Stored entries
(begin)

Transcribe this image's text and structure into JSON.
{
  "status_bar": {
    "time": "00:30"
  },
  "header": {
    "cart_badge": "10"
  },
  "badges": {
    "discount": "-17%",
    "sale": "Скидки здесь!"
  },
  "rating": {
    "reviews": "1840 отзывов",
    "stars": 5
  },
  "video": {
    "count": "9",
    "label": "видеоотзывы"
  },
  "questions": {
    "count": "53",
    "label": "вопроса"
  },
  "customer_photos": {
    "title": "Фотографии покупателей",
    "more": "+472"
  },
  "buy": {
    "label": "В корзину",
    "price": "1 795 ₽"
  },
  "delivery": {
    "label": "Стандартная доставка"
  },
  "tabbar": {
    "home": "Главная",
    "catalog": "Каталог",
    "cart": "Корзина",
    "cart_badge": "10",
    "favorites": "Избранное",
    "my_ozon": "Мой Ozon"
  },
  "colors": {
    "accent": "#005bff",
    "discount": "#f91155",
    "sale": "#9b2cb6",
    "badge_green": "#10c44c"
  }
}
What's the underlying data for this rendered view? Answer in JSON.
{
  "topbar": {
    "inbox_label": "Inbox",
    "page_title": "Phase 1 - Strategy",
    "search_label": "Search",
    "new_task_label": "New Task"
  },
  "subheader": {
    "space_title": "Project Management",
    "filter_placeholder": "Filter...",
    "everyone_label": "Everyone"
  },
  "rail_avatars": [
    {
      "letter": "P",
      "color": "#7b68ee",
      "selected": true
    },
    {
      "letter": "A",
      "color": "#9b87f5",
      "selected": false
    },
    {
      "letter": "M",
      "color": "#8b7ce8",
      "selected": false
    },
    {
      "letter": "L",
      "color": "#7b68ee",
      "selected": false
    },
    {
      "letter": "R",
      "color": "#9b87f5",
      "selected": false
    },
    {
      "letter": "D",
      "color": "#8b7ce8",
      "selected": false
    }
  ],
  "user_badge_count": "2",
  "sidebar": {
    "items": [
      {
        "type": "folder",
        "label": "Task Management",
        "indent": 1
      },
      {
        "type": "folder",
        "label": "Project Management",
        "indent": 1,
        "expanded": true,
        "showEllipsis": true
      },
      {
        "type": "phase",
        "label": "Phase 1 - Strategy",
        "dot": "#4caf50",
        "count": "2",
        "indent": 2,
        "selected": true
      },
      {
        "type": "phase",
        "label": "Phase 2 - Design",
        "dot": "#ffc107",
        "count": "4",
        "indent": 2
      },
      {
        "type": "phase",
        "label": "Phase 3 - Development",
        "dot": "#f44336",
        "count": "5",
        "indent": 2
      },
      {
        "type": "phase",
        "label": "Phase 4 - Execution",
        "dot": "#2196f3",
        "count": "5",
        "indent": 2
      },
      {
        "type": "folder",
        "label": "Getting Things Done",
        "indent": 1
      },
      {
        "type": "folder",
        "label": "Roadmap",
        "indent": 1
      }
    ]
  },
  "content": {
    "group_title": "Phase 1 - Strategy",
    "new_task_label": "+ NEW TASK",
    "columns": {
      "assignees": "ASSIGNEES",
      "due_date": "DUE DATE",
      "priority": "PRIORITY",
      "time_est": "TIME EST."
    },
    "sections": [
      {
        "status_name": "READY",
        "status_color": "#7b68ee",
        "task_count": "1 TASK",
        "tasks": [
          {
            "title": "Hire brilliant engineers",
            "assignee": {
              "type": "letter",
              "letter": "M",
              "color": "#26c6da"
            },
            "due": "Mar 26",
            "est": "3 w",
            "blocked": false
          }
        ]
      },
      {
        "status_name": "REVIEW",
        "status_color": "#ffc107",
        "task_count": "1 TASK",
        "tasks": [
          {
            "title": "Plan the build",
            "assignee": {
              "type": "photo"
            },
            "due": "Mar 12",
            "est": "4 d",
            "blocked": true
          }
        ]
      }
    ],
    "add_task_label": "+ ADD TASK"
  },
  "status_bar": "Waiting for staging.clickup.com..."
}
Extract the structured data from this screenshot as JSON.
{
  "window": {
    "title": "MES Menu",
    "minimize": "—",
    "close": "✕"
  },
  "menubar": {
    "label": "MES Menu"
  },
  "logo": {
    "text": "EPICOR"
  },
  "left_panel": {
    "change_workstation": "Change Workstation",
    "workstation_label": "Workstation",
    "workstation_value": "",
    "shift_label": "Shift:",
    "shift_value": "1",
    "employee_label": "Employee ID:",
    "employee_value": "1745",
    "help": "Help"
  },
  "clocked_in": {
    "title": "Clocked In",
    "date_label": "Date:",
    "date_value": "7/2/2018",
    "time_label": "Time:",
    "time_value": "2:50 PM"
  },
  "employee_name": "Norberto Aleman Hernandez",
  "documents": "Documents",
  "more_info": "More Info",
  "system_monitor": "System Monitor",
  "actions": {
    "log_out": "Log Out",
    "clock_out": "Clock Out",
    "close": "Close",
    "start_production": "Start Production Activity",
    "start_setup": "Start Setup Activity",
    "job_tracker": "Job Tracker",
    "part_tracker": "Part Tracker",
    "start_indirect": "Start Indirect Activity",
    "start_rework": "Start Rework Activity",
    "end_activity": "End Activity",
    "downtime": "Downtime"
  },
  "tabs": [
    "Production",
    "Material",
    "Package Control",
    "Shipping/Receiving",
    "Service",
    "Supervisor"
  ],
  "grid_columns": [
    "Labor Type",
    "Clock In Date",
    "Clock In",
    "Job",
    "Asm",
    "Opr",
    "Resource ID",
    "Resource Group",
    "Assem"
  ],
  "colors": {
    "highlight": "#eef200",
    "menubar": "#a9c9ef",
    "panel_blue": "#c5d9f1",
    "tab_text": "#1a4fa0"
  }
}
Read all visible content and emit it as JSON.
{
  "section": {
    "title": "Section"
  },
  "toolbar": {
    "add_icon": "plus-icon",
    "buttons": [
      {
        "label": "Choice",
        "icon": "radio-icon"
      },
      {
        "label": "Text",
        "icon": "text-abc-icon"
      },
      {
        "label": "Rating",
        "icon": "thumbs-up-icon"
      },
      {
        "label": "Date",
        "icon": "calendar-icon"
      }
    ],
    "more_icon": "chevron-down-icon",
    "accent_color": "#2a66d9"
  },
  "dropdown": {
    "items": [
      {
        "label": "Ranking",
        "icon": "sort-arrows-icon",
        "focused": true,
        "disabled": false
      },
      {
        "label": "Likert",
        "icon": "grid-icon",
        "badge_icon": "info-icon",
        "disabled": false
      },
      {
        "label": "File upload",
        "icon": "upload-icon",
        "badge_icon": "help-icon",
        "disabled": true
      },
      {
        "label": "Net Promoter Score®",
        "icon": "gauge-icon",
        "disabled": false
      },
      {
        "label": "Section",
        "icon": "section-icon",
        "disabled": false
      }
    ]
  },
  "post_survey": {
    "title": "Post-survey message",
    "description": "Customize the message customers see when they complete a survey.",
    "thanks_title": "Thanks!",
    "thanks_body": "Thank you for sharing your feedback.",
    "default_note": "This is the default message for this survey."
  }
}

(end)

**Task prompt**
Repeat every entry exactly as written above.

**Exercise response**
Transcribe this image's text and structure into JSON.
{
  "status_bar": {
    "time": "00:30"
  },
  "header": {
    "cart_badge": "10"
  },
  "badges": {
    "discount": "-17%",
    "sale": "Скидки здесь!"
  },
  "rating": {
    "reviews": "1840 отзывов",
    "stars": 5
  },
  "video": {
    "count": "9",
    "label": "видеоотзывы"
  },
  "questions": {
    "count": "53",
    "label": "вопроса"
  },
  "customer_photos": {
    "title": "Фотографии покупателей",
    "more": "+472"
  },
  "buy": {
    "label": "В корзину",
    "price": "1 795 ₽"
  },
  "delivery": {
    "label": "Стандартная доставка"
  },
  "tabbar": {
    "home": "Главная",
    "catalog": "Каталог",
    "cart": "Корзина",
    "cart_badge": "10",
    "favorites": "Избранное",
    "my_ozon": "Мой Ozon"
  },
  "colors": {
    "accent": "#005bff",
    "discount": "#f91155",
    "sale": "#9b2cb6",
    "badge_green": "#10c44c"
  }
}
What's the underlying data for this rendered view? Answer in JSON.
{
  "topbar": {
    "inbox_label": "Inbox",
    "page_title": "Phase 1 - Strategy",
    "search_label": "Search",
    "new_task_label": "New Task"
  },
  "subheader": {
    "space_title": "Project Management",
    "filter_placeholder": "Filter...",
    "everyone_label": "Everyone"
  },
  "rail_avatars": [
    {
      "letter": "P",
      "color": "#7b68ee",
      "selected": true
    },
    {
      "letter": "A",
      "color": "#9b87f5",
      "selected": false
    },
    {
      "letter": "M",
      "color": "#8b7ce8",
      "selected": false
    },
    {
      "letter": "L",
      "color": "#7b68ee",
      "selected": false
    },
    {
      "letter": "R",
      "color": "#9b87f5",
      "selected": false
    },
    {
      "letter": "D",
      "color": "#8b7ce8",
      "selected": false
    }
  ],
  "user_badge_count": "2",
  "sidebar": {
    "items": [
      {
        "type": "folder",
        "label": "Task Management",
        "indent": 1
      },
      {
        "type": "folder",
        "label": "Project Management",
        "indent": 1,
        "expanded": true,
        "showEllipsis": true
      },
      {
        "type": "phase",
        "label": "Phase 1 - Strategy",
        "dot": "#4caf50",
        "count": "2",
        "indent": 2,
        "selected": true
      },
      {
        "type": "phase",
        "label": "Phase 2 - Design",
        "dot": "#ffc107",
        "count": "4",
        "indent": 2
      },
      {
        "type": "phase",
        "label": "Phase 3 - Development",
        "dot": "#f44336",
        "count": "5",
        "indent": 2
      },
      {
        "type": "phase",
        "label": "Phase 4 - Execution",
        "dot": "#2196f3",
        "count": "5",
        "indent": 2
      },
      {
        "type": "folder",
        "label": "Getting Things Done",
        "indent": 1
      },
      {
        "type": "folder",
        "label": "Roadmap",
        "indent": 1
      }
    ]
  },
  "content": {
    "group_title": "Phase 1 - Strategy",
    "new_task_label": "+ NEW TASK",
    "columns": {
      "assignees": "ASSIGNEES",
      "due_date": "DUE DATE",
      "priority": "PRIORITY",
      "time_est": "TIME EST."
    },
    "sections": [
      {
        "status_name": "READY",
        "status_color": "#7b68ee",
        "task_count": "1 TASK",
        "tasks": [
          {
            "title": "Hire brilliant engineers",
            "assignee": {
              "type": "letter",
              "letter": "M",
              "color": "#26c6da"
            },
            "due": "Mar 26",
            "est": "3 w",
            "blocked": false
          }
        ]
      },
      {
        "status_name": "REVIEW",
        "status_color": "#ffc107",
        "task_count": "1 TASK",
        "tasks": [
          {
            "title": "Plan the build",
            "assignee": {
              "type": "photo"
            },
            "due": "Mar 12",
            "est": "4 d",
            "blocked": true
          }
        ]
      }
    ],
    "add_task_label": "+ ADD TASK"
  },
  "status_bar": "Waiting for staging.clickup.com..."
}
Extract the structured data from this screenshot as JSON.
{
  "window": {
    "title": "MES Menu",
    "minimize": "—",
    "close": "✕"
  },
  "menubar": {
    "label": "MES Menu"
  },
  "logo": {
    "text": "EPICOR"
  },
  "left_panel": {
    "change_workstation": "Change Workstation",
    "workstation_label": "Workstation",
    "workstation_value": "",
    "shift_label": "Shift:",
    "shift_value": "1",
    "employee_label": "Employee ID:",
    "employee_value": "1745",
    "help": "Help"
  },
  "clocked_in": {
    "title": "Clocked In",
    "date_label": "Date:",
    "date_value": "7/2/2018",
    "time_label": "Time:",
    "time_value": "2:50 PM"
  },
  "employee_name": "Norberto Aleman Hernandez",
  "documents": "Documents",
  "more_info": "More Info",
  "system_monitor": "System Monitor",
  "actions": {
    "log_out": "Log Out",
    "clock_out": "Clock Out",
    "close": "Close",
    "start_production": "Start Production Activity",
    "start_setup": "Start Setup Activity",
    "job_tracker": "Job Tracker",
    "part_tracker": "Part Tracker",
    "start_indirect": "Start Indirect Activity",
    "start_rework": "Start Rework Activity",
    "end_activity": "End Activity",
    "downtime": "Downtime"
  },
  "tabs": [
    "Production",
    "Material",
    "Package Control",
    "Shipping/Receiving",
    "Service",
    "Supervisor"
  ],
  "grid_columns": [
    "Labor Type",
    "Clock In Date",
    "Clock In",
    "Job",
    "Asm",
    "Opr",
    "Resource ID",
    "Resource Group",
    "Assem"
  ],
  "colors": {
    "highlight": "#eef200",
    "menubar": "#a9c9ef",
    "panel_blue": "#c5d9f1",
    "tab_text": "#1a4fa0"
  }
}
Read all visible content and emit it as JSON.
{
  "section": {
    "title": "Section"
  },
  "toolbar": {
    "add_icon": "plus-icon",
    "buttons": [
      {
        "label": "Choice",
        "icon": "radio-icon"
      },
      {
        "label": "Text",
        "icon": "text-abc-icon"
      },
      {
        "label": "Rating",
        "icon": "thumbs-up-icon"
      },
      {
        "label": "Date",
        "icon": "calendar-icon"
      }
    ],
    "more_icon": "chevron-down-icon",
    "accent_color": "#2a66d9"
  },
  "dropdown": {
    "items": [
      {
        "label": "Ranking",
        "icon": "sort-arrows-icon",
        "focused": true,
        "disabled": false
      },
      {
        "label": "Likert",
        "icon": "grid-icon",
        "badge_icon": "info-icon",
        "disabled": false
      },
      {
        "label": "File upload",
        "icon": "upload-icon",
        "badge_icon": "help-icon",
        "disabled": true
      },
      {
        "label": "Net Promoter Score®",
        "icon": "gauge-icon",
        "disabled": false
      },
      {
        "label": "Section",
        "icon": "section-icon",
        "disabled": false
      }
    ]
  },
  "post_survey": {
    "title": "Post-survey message",
    "description": "Customize the message customers see when they complete a survey.",
    "thanks_title": "Thanks!",
    "thanks_body": "Thank you for sharing your feedback.",
    "default_note": "This is the default message for this survey."
  }
}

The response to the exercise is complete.